From the listing below, pick out each line with the word "title".

>> BEGIN SUPPLIED DATA

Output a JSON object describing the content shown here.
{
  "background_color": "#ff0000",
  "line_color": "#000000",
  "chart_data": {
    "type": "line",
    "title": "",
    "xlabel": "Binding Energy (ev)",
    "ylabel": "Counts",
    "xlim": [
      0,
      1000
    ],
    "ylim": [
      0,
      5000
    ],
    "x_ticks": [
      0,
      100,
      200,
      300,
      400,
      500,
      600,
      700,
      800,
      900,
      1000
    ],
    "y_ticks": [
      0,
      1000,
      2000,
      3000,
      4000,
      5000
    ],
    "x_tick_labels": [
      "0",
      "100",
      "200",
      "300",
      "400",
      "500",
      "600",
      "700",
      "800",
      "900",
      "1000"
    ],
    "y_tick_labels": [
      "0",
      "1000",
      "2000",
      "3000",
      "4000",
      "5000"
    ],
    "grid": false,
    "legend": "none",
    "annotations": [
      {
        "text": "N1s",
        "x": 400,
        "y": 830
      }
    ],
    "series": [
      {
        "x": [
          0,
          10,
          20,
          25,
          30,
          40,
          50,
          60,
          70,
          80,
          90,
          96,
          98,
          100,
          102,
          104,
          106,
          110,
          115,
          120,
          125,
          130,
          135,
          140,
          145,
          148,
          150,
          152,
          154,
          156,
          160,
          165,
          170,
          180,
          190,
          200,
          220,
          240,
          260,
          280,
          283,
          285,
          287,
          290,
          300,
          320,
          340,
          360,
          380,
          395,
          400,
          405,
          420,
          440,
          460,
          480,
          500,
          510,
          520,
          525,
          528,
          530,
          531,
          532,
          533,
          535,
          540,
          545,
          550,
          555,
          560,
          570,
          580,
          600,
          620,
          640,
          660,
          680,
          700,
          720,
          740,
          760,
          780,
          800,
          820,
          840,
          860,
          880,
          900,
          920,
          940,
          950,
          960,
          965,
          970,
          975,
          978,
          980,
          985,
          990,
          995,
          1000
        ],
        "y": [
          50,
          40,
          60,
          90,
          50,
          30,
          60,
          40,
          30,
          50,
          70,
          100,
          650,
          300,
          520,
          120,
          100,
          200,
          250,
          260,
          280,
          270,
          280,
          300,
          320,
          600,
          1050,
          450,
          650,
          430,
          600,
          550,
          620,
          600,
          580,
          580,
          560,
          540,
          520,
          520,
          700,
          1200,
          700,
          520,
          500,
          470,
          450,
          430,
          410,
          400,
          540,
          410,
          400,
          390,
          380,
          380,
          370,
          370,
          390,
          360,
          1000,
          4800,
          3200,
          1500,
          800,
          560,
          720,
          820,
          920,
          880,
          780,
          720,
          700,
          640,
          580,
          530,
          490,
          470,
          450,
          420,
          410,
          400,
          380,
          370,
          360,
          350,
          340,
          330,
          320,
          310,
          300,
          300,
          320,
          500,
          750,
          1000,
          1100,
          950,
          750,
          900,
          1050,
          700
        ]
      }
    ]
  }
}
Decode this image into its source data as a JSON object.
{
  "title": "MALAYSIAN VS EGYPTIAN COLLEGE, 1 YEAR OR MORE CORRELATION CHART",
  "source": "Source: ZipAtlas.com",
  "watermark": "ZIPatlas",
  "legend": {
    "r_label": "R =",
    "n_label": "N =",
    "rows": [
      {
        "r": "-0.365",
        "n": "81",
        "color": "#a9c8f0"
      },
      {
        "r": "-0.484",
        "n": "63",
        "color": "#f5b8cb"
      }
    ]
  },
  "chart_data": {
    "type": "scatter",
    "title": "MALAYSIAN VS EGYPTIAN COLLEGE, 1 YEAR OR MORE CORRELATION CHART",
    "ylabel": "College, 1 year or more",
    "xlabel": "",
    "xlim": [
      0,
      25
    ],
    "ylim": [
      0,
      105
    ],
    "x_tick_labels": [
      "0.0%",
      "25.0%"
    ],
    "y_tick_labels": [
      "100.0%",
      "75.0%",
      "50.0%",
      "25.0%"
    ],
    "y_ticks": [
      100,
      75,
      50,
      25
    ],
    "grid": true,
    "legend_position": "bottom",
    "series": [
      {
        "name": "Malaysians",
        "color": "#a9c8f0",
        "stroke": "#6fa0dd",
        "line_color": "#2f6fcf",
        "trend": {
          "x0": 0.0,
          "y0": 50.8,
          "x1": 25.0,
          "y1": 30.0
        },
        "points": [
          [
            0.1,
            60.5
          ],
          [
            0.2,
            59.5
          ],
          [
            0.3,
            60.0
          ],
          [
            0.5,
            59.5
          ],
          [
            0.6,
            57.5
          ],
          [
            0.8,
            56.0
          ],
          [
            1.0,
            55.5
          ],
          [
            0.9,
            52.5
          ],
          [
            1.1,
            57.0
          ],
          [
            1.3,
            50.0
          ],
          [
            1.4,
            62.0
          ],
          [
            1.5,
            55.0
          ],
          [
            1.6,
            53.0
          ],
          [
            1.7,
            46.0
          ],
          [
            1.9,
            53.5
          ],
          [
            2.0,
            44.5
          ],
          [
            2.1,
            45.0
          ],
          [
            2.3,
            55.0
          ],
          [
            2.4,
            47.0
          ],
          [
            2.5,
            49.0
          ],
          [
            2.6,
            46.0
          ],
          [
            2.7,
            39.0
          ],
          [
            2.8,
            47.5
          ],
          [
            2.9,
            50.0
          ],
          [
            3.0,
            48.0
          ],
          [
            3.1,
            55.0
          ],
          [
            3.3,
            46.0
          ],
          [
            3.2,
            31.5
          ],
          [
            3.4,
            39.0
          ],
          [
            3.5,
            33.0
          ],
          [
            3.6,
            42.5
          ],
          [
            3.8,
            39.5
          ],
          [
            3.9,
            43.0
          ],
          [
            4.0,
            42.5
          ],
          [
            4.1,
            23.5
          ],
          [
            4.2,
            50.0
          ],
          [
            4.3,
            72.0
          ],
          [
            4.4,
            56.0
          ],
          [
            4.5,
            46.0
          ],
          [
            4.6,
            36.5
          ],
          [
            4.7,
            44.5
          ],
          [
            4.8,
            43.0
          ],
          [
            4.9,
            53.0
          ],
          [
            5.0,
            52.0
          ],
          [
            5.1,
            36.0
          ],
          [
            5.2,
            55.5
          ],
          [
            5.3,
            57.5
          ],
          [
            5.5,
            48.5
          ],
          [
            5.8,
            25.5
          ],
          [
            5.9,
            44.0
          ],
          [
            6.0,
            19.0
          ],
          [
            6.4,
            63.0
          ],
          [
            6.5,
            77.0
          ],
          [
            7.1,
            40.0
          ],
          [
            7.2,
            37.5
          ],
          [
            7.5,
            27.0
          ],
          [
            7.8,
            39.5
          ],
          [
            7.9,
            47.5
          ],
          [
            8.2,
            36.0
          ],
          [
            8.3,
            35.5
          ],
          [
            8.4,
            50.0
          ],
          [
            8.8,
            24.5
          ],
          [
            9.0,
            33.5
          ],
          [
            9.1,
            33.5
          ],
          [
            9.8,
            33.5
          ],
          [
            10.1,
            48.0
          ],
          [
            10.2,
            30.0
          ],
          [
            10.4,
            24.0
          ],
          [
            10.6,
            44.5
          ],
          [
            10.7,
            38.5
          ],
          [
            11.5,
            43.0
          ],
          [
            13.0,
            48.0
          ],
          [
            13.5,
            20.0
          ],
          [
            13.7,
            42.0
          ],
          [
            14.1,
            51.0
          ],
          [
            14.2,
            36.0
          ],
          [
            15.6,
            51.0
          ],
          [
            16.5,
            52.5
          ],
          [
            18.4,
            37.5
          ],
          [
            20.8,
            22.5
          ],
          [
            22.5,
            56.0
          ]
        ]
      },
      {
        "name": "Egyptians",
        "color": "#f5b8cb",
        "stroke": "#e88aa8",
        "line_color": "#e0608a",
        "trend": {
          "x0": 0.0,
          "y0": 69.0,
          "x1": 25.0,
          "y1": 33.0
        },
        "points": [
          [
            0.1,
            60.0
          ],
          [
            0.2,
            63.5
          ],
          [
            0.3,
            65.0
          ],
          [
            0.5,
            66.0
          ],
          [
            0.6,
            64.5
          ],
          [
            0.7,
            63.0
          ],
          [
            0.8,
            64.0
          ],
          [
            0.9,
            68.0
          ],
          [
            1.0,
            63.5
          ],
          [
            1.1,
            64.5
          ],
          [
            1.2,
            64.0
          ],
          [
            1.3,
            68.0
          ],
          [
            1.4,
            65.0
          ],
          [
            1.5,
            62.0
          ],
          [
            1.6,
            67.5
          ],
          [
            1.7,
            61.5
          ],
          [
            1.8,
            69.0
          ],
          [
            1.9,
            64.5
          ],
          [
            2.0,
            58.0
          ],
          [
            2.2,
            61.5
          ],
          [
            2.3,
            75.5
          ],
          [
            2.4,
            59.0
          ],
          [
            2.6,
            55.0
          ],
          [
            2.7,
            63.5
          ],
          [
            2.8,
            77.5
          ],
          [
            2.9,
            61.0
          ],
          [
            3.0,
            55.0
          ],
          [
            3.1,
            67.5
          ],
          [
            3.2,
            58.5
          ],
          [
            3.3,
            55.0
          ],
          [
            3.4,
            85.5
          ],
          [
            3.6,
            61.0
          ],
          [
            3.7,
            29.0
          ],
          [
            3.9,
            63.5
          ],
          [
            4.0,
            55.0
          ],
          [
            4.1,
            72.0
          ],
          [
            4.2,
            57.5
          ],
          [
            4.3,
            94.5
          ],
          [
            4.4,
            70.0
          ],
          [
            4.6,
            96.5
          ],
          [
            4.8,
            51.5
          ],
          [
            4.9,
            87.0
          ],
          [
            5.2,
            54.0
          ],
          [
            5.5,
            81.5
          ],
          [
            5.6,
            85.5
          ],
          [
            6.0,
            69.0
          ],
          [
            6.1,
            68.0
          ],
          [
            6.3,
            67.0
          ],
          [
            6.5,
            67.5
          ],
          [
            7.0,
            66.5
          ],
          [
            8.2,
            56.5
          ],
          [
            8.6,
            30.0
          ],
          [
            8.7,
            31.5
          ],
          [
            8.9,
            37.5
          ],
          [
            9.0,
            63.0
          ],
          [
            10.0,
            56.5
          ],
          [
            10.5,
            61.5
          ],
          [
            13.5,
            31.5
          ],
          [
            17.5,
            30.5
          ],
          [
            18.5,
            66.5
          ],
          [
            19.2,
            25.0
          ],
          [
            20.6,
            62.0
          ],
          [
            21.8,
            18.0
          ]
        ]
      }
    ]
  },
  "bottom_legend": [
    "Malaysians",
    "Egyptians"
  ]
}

>> END SUPPLIED DATA

§ **EXPECTED ANSWER**:
    "title": "",
  "title": "MALAYSIAN VS EGYPTIAN COLLEGE, 1 YEAR OR MORE CORRELATION CHART",
    "title": "MALAYSIAN VS EGYPTIAN COLLEGE, 1 YEAR OR MORE CORRELATION CHART",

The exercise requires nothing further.